** Start of Dataset rows **

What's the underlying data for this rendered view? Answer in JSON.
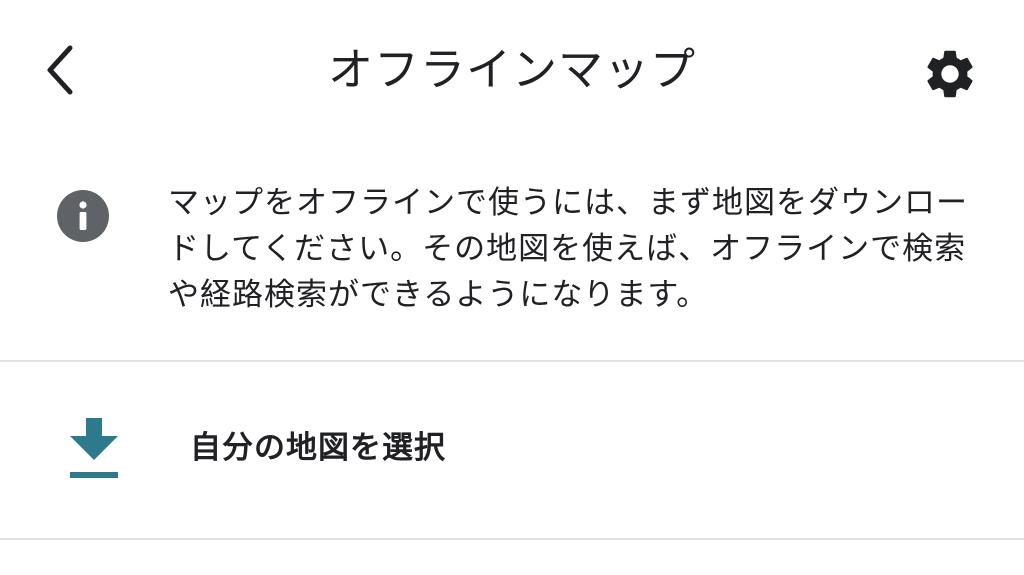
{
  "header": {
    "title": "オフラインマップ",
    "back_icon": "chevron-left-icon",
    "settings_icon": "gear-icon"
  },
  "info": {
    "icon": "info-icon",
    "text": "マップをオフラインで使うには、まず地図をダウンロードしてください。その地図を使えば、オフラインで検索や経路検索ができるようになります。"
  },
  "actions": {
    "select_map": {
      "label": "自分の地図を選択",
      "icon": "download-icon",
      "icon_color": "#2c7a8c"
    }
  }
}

** End of Dataset rows **

→ **Brief**
The data above should be repeated exactly, minus any pictures.

→ **Reply**
What's the underlying data for this rendered view? Answer in JSON.
{
  "header": {
    "title": "オフラインマップ",
    "back_icon": "chevron-left-icon",
    "settings_icon": "gear-icon"
  },
  "info": {
    "icon": "info-icon",
    "text": "マップをオフラインで使うには、まず地図をダウンロードしてください。その地図を使えば、オフラインで検索や経路検索ができるようになります。"
  },
  "actions": {
    "select_map": {
      "label": "自分の地図を選択",
      "icon": "download-icon",
      "icon_color": "#2c7a8c"
    }
  }
}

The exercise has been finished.